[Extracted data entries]
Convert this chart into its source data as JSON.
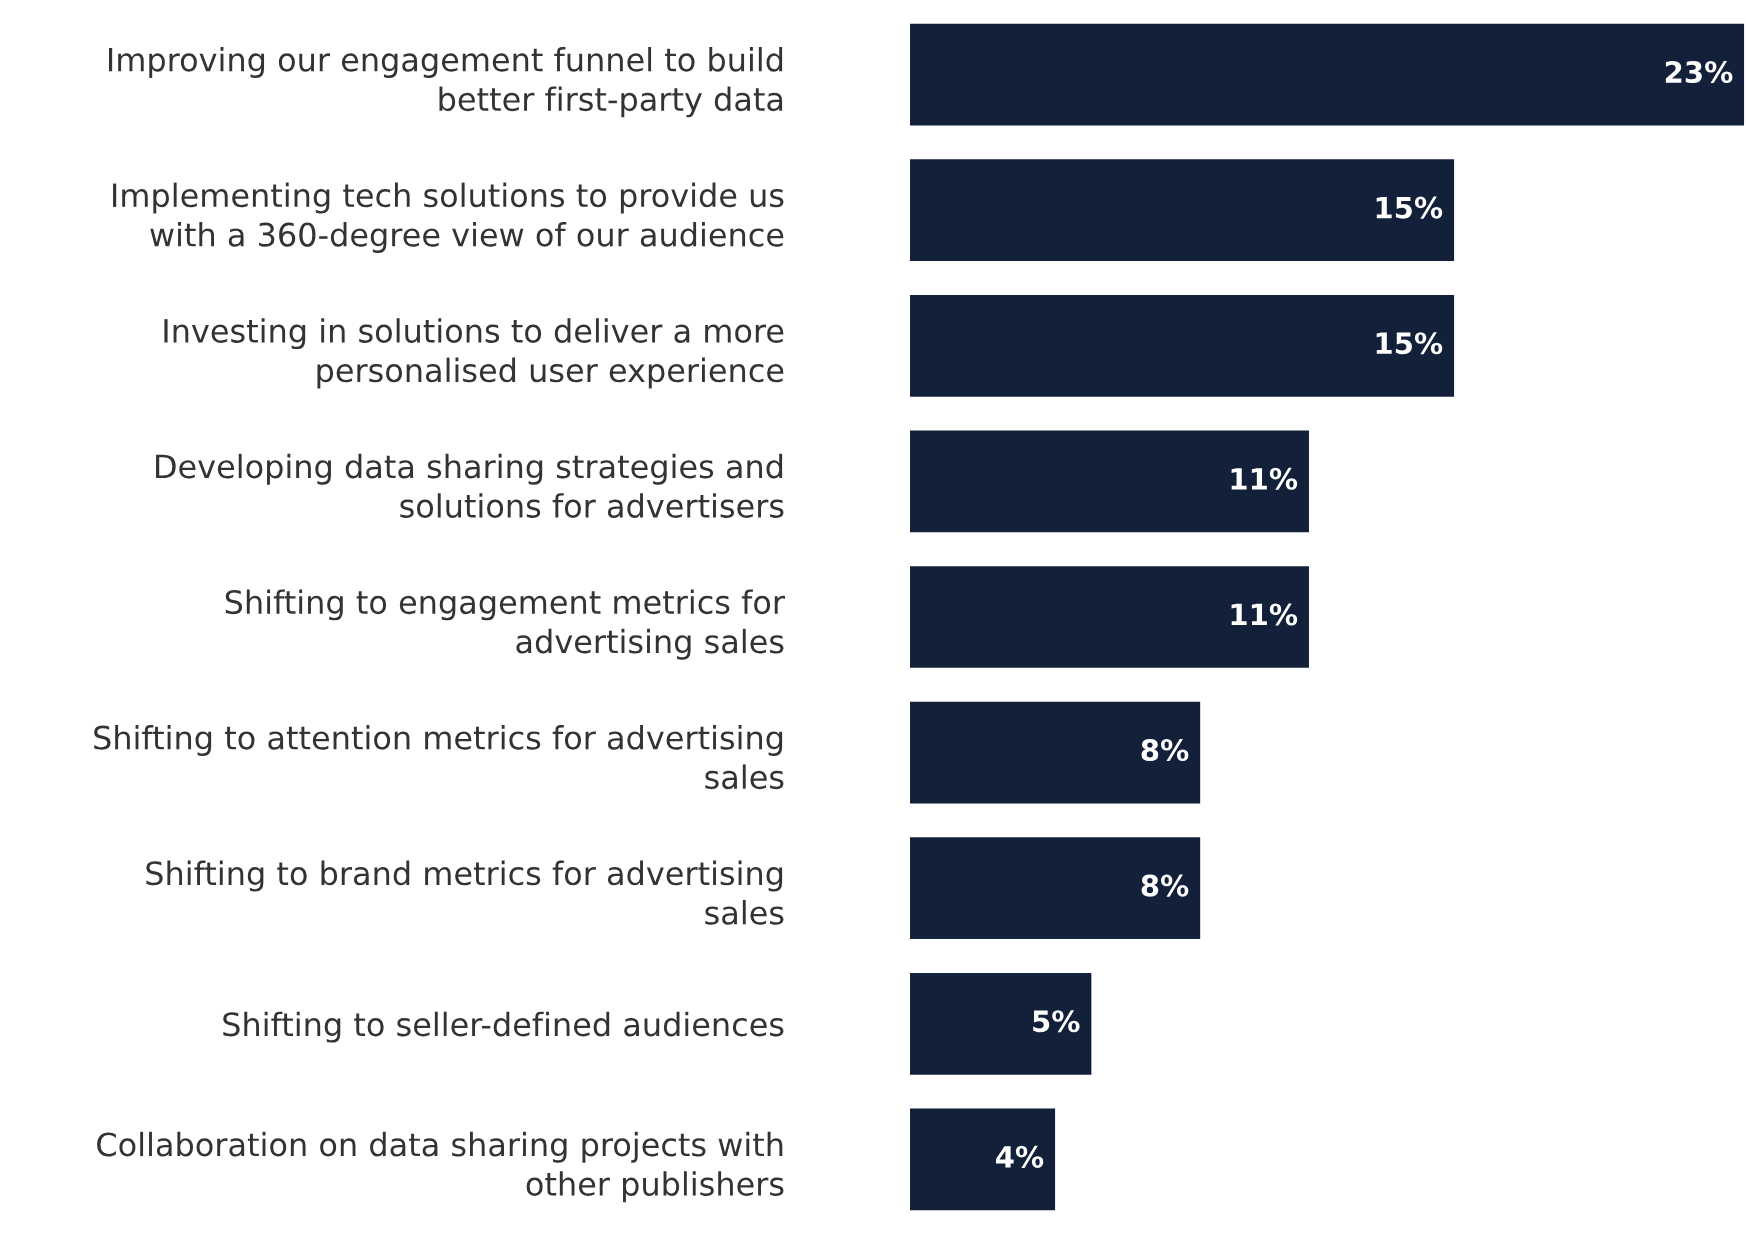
{
  "chart_data": {
    "type": "bar",
    "orientation": "horizontal",
    "categories": [
      "Improving our engagement funnel to build\nbetter first-party data",
      "Implementing tech solutions to provide us\nwith a 360-degree view of our audience",
      "Investing in solutions to deliver a more\npersonalised user experience",
      "Developing data sharing strategies and\nsolutions for advertisers",
      "Shifting to engagement metrics for\nadvertising sales",
      "Shifting to attention metrics for advertising\nsales",
      "Shifting to brand metrics for advertising\nsales",
      "Shifting to seller-defined audiences",
      "Collaboration on data sharing projects with\nother publishers"
    ],
    "values": [
      23,
      15,
      15,
      11,
      11,
      8,
      8,
      5,
      4
    ],
    "value_labels": [
      "23%",
      "15%",
      "15%",
      "11%",
      "11%",
      "8%",
      "8%",
      "5%",
      "4%"
    ],
    "color": "#13203a",
    "xlim": [
      0,
      23
    ],
    "grid": false,
    "legend": false,
    "tick_labels": "y"
  }
}
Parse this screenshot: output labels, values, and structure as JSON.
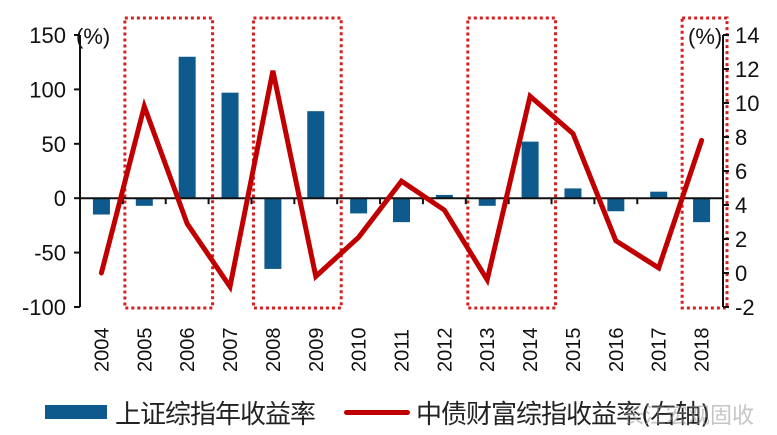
{
  "chart_data": {
    "type": "bar+line",
    "title": "",
    "categories": [
      "2004",
      "2005",
      "2006",
      "2007",
      "2008",
      "2009",
      "2010",
      "2011",
      "2012",
      "2013",
      "2014",
      "2015",
      "2016",
      "2017",
      "2018"
    ],
    "series": [
      {
        "name": "上证综指年收益率",
        "type": "bar",
        "axis": "left",
        "color": "#0f5a8c",
        "values": [
          -15,
          -7,
          130,
          97,
          -65,
          80,
          -14,
          -22,
          3,
          -7,
          52,
          9,
          -12,
          6,
          -22
        ]
      },
      {
        "name": "中债财富综指收益率(右轴)",
        "type": "line",
        "axis": "right",
        "color": "#c00000",
        "values": [
          0.0,
          9.8,
          2.9,
          -0.8,
          11.9,
          -0.2,
          2.1,
          5.4,
          3.7,
          -0.4,
          10.4,
          8.2,
          1.9,
          0.3,
          7.8
        ]
      }
    ],
    "left_axis": {
      "label": "(%)",
      "min": -100,
      "max": 150,
      "ticks": [
        150,
        100,
        50,
        0,
        -50,
        -100
      ]
    },
    "right_axis": {
      "label": "(%)",
      "min": -2,
      "max": 14,
      "ticks": [
        14,
        12,
        10,
        8,
        6,
        4,
        2,
        0,
        -2
      ]
    },
    "xlabel": "",
    "ylabel": "(%)",
    "ylim": [
      -100,
      150
    ],
    "y2lim": [
      -2,
      14
    ],
    "grid": false,
    "legend_position": "bottom",
    "highlight_boxes": [
      {
        "from": "2005",
        "to": "2006"
      },
      {
        "from": "2008",
        "to": "2009"
      },
      {
        "from": "2013",
        "to": "2014"
      },
      {
        "from": "2018",
        "to": "2018"
      }
    ],
    "highlight_color": "#d42020"
  },
  "legend": {
    "bar_label": "上证综指年收益率",
    "line_label": "中债财富综指收益率(右轴)"
  },
  "axes": {
    "left_unit": "(%)",
    "right_unit": "(%)"
  },
  "watermark": "长江宏观固收"
}
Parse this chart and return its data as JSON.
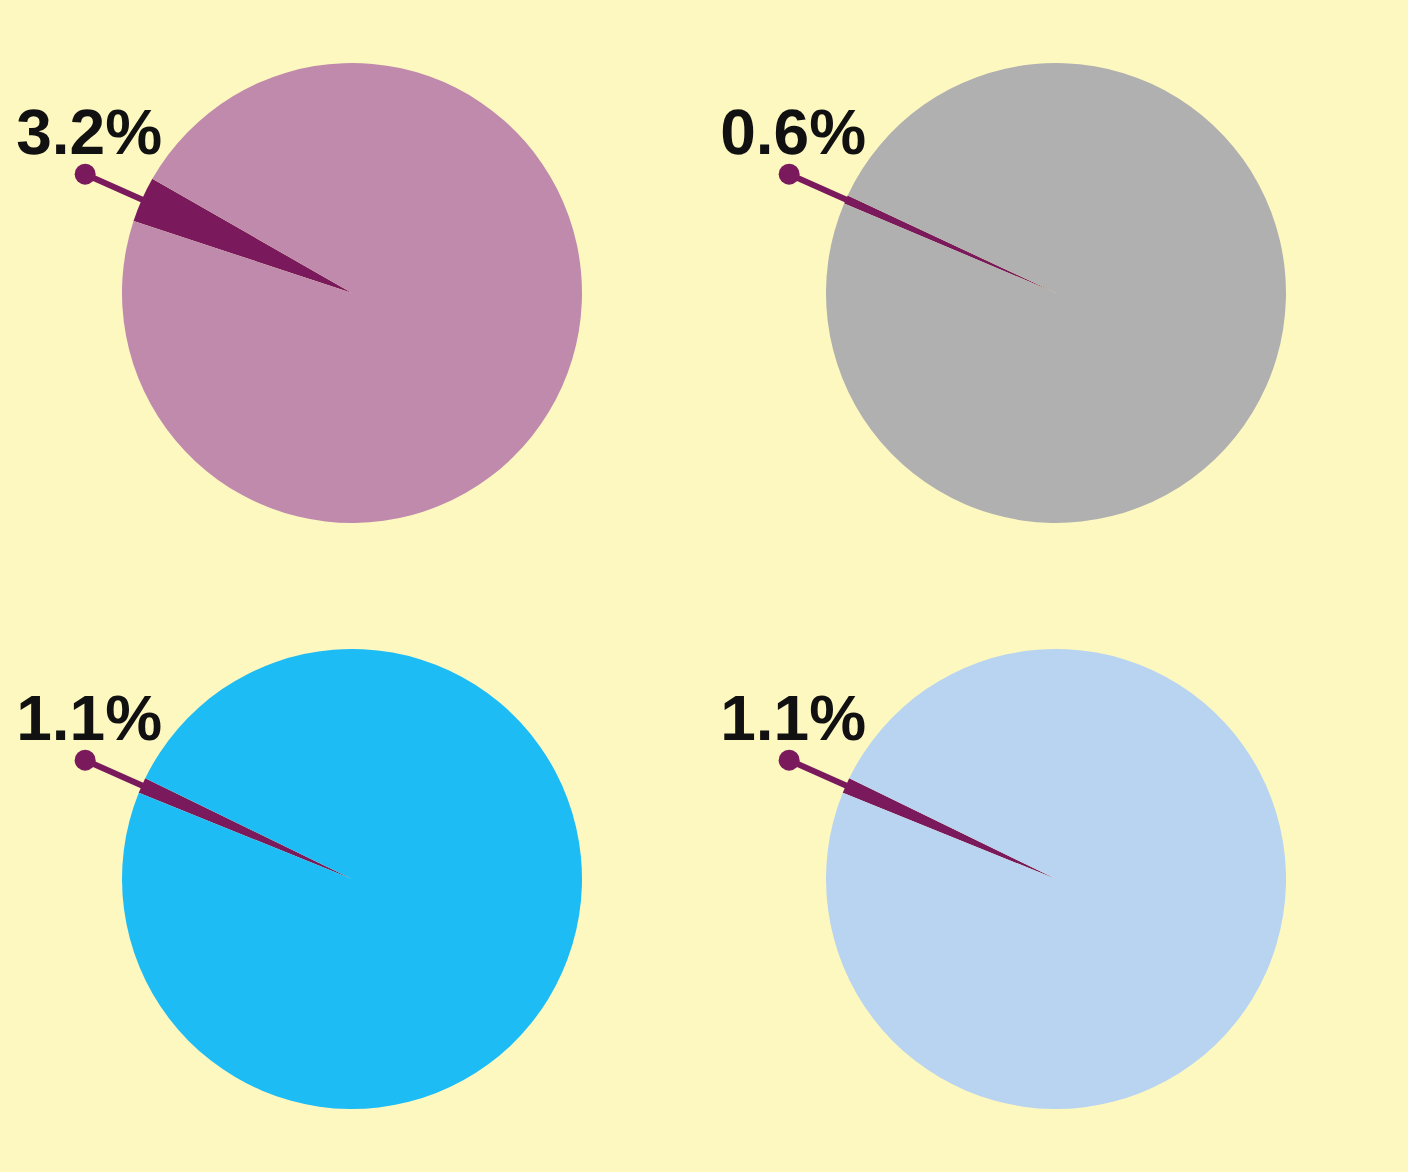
{
  "chart_data": [
    {
      "type": "pie",
      "categories": [
        null,
        null
      ],
      "values": [
        3.2,
        96.8
      ],
      "colors": [
        "#7a1a5c",
        "#c08aad"
      ],
      "value_labels": [
        "3.2%",
        null
      ]
    },
    {
      "type": "pie",
      "categories": [
        null,
        null
      ],
      "values": [
        0.6,
        99.4
      ],
      "colors": [
        "#7a1a5c",
        "#b0b0b0"
      ],
      "value_labels": [
        "0.6%",
        null
      ]
    },
    {
      "type": "pie",
      "categories": [
        null,
        null
      ],
      "values": [
        1.1,
        98.9
      ],
      "colors": [
        "#7a1a5c",
        "#1ebcf5"
      ],
      "value_labels": [
        "1.1%",
        null
      ]
    },
    {
      "type": "pie",
      "categories": [
        null,
        null
      ],
      "values": [
        1.1,
        98.9
      ],
      "colors": [
        "#7a1a5c",
        "#b8d4f0"
      ],
      "value_labels": [
        "1.1%",
        null
      ]
    }
  ]
}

= Exercise =
Work out how many lines in the records above hold the string "nsales", then give only that count.

= Output below =
2